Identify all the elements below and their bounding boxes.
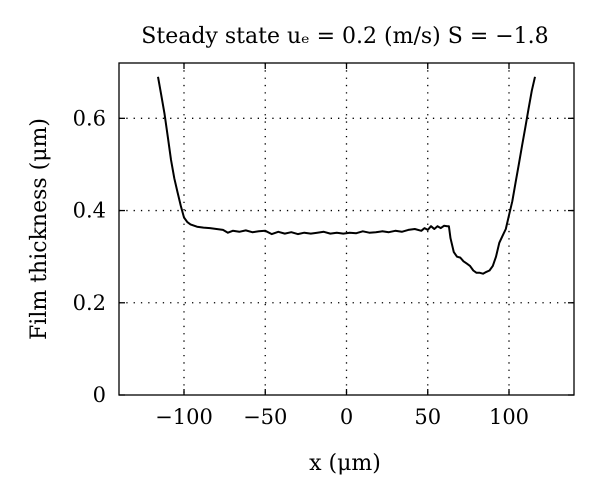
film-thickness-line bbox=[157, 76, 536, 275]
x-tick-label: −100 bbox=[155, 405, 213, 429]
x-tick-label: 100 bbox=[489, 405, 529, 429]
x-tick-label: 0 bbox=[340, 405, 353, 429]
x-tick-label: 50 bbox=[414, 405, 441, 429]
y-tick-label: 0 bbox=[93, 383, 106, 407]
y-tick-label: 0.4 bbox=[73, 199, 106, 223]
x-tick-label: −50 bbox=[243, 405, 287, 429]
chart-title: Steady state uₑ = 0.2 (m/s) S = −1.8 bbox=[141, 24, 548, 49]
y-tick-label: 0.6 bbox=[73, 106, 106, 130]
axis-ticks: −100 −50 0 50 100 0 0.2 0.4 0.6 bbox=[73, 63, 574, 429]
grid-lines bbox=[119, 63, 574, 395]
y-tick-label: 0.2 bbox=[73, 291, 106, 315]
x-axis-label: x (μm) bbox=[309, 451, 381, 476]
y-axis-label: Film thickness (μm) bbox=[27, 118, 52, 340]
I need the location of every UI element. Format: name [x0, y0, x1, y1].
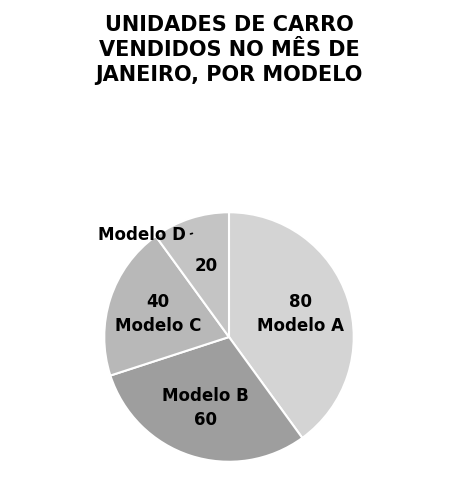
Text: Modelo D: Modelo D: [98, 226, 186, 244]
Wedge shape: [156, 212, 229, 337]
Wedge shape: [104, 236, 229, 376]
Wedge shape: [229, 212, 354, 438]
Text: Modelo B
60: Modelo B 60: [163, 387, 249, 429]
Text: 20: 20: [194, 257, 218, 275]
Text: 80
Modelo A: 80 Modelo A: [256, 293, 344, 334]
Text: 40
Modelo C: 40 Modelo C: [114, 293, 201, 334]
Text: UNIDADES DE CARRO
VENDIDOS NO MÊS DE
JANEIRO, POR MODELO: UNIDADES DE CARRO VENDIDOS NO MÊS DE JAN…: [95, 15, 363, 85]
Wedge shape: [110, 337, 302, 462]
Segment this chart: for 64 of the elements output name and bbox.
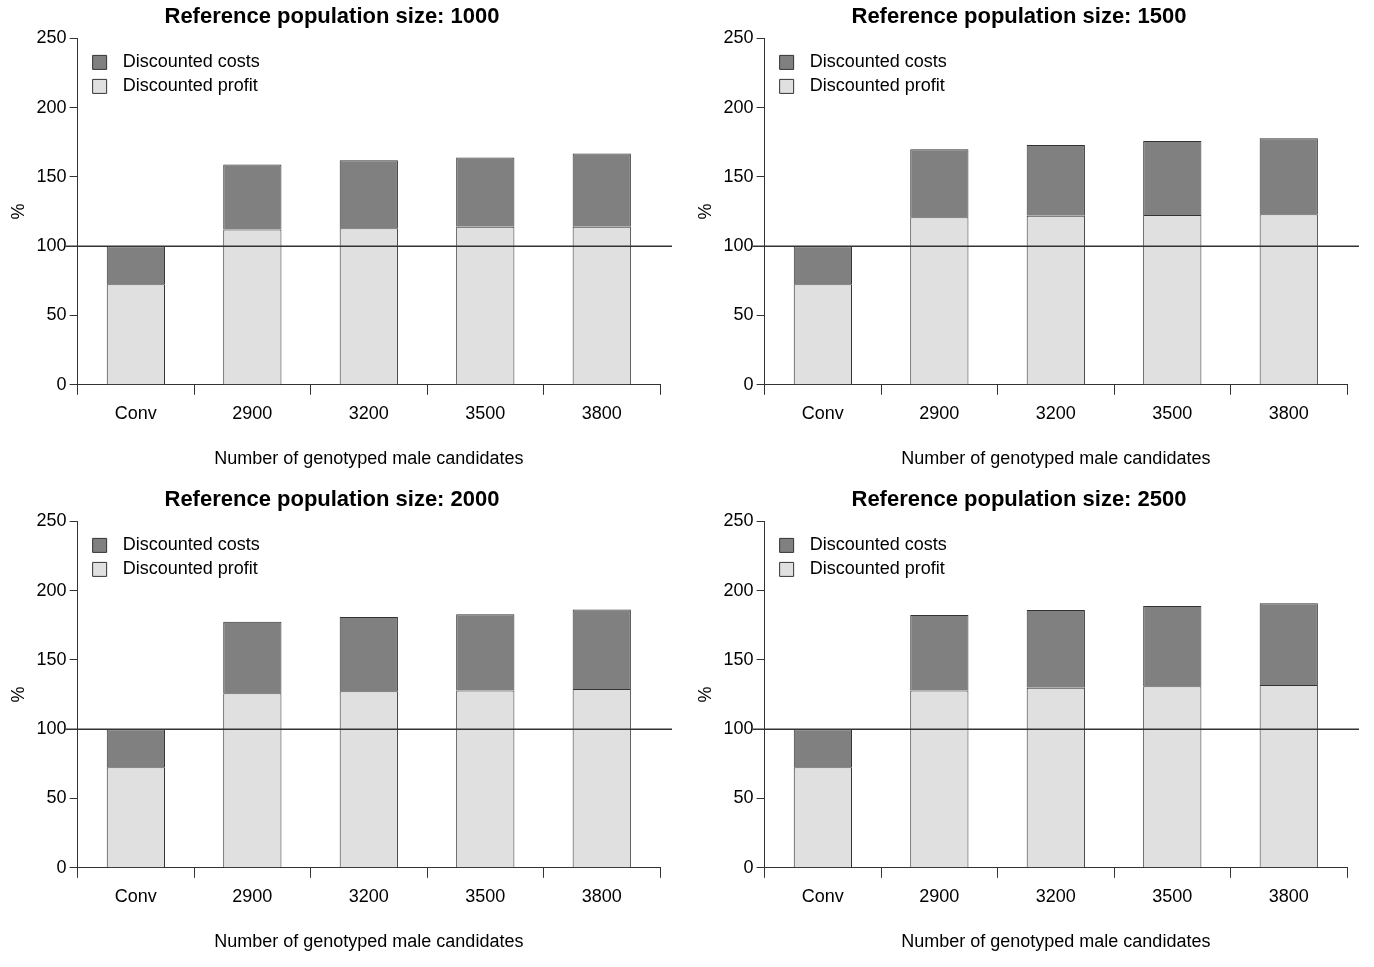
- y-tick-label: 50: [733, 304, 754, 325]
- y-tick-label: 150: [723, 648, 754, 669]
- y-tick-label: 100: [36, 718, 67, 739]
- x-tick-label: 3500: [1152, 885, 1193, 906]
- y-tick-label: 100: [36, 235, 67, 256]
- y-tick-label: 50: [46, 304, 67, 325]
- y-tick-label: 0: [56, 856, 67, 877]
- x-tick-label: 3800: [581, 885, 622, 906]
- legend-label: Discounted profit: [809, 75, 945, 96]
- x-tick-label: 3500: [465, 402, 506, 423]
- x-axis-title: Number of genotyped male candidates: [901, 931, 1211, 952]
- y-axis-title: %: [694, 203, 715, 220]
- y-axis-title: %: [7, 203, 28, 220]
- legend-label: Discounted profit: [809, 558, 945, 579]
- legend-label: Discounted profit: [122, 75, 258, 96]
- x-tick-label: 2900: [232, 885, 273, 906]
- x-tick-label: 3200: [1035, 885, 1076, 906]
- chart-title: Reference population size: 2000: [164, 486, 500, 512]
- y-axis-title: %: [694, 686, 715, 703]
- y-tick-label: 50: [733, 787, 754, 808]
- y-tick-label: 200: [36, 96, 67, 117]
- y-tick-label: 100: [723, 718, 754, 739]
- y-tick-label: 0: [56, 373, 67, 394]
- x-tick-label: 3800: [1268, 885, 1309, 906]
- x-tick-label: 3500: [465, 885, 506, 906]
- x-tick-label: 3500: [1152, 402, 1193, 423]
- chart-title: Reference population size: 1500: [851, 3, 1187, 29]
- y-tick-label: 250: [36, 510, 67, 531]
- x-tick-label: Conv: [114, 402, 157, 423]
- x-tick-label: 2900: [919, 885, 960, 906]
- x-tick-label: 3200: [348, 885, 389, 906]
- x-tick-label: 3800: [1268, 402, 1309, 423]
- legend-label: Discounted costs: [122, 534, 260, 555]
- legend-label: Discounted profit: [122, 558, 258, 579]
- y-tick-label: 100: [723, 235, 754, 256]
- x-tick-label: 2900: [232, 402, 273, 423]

* * * * * * *

What is required |
Could you write out all of the data above again, substituting "Pie slice" for every "Wedge shape" and leaving everything else unchanged? Omit the pictures.

Full response |
Identify all the elements below and their bounding boxes.
film-thickness-line bbox=[157, 76, 536, 275]
x-tick-label: −100 bbox=[155, 405, 213, 429]
x-tick-label: 100 bbox=[489, 405, 529, 429]
x-tick-label: 0 bbox=[340, 405, 353, 429]
x-tick-label: 50 bbox=[414, 405, 441, 429]
y-tick-label: 0 bbox=[93, 383, 106, 407]
y-tick-label: 0.4 bbox=[73, 199, 106, 223]
x-tick-label: −50 bbox=[243, 405, 287, 429]
chart-title: Steady state uₑ = 0.2 (m/s) S = −1.8 bbox=[141, 24, 548, 49]
y-tick-label: 0.6 bbox=[73, 106, 106, 130]
axis-ticks: −100 −50 0 50 100 0 0.2 0.4 0.6 bbox=[73, 63, 574, 429]
grid-lines bbox=[119, 63, 574, 395]
y-tick-label: 0.2 bbox=[73, 291, 106, 315]
x-axis-label: x (μm) bbox=[309, 451, 381, 476]
y-axis-label: Film thickness (μm) bbox=[27, 118, 52, 340]
I need the location of every UI element. Format: name [x0, y0, x1, y1].
Text: Modelo D: Modelo D: [98, 226, 186, 244]
Pie slice: [156, 212, 229, 337]
Pie slice: [104, 236, 229, 376]
Pie slice: [229, 212, 354, 438]
Text: Modelo B
60: Modelo B 60: [163, 387, 249, 429]
Text: 20: 20: [194, 257, 218, 275]
Text: 80
Modelo A: 80 Modelo A: [256, 293, 344, 334]
Text: 40
Modelo C: 40 Modelo C: [114, 293, 201, 334]
Text: UNIDADES DE CARRO
VENDIDOS NO MÊS DE
JANEIRO, POR MODELO: UNIDADES DE CARRO VENDIDOS NO MÊS DE JAN…: [95, 15, 363, 85]
Pie slice: [110, 337, 302, 462]
Segment this chart: for 64 of the elements output name and bbox.
- y-tick-label: 50: [733, 304, 754, 325]
- y-tick-label: 150: [723, 648, 754, 669]
- y-tick-label: 100: [36, 718, 67, 739]
- x-tick-label: 3500: [1152, 885, 1193, 906]
- y-tick-label: 100: [36, 235, 67, 256]
- y-tick-label: 50: [46, 304, 67, 325]
- y-tick-label: 0: [56, 856, 67, 877]
- x-tick-label: 3800: [581, 885, 622, 906]
- legend-label: Discounted profit: [809, 75, 945, 96]
- x-tick-label: 3500: [465, 402, 506, 423]
- x-axis-title: Number of genotyped male candidates: [901, 931, 1211, 952]
- y-axis-title: %: [694, 203, 715, 220]
- y-axis-title: %: [7, 203, 28, 220]
- legend-label: Discounted profit: [809, 558, 945, 579]
- legend-label: Discounted profit: [122, 75, 258, 96]
- x-tick-label: 2900: [232, 885, 273, 906]
- x-tick-label: 3200: [1035, 885, 1076, 906]
- chart-title: Reference population size: 2000: [164, 486, 500, 512]
- y-axis-title: %: [694, 686, 715, 703]
- y-tick-label: 50: [733, 787, 754, 808]
- y-tick-label: 200: [36, 96, 67, 117]
- y-tick-label: 100: [723, 718, 754, 739]
- y-tick-label: 0: [56, 373, 67, 394]
- x-tick-label: 3800: [1268, 885, 1309, 906]
- x-tick-label: 3500: [465, 885, 506, 906]
- x-tick-label: 3500: [1152, 402, 1193, 423]
- chart-title: Reference population size: 1500: [851, 3, 1187, 29]
- y-tick-label: 250: [36, 510, 67, 531]
- x-tick-label: Conv: [114, 402, 157, 423]
- x-tick-label: 2900: [919, 885, 960, 906]
- x-tick-label: 3200: [348, 885, 389, 906]
- x-tick-label: 3800: [1268, 402, 1309, 423]
- legend-label: Discounted costs: [122, 534, 260, 555]
- legend-label: Discounted profit: [122, 558, 258, 579]
- y-tick-label: 100: [723, 235, 754, 256]
- x-tick-label: 2900: [232, 402, 273, 423]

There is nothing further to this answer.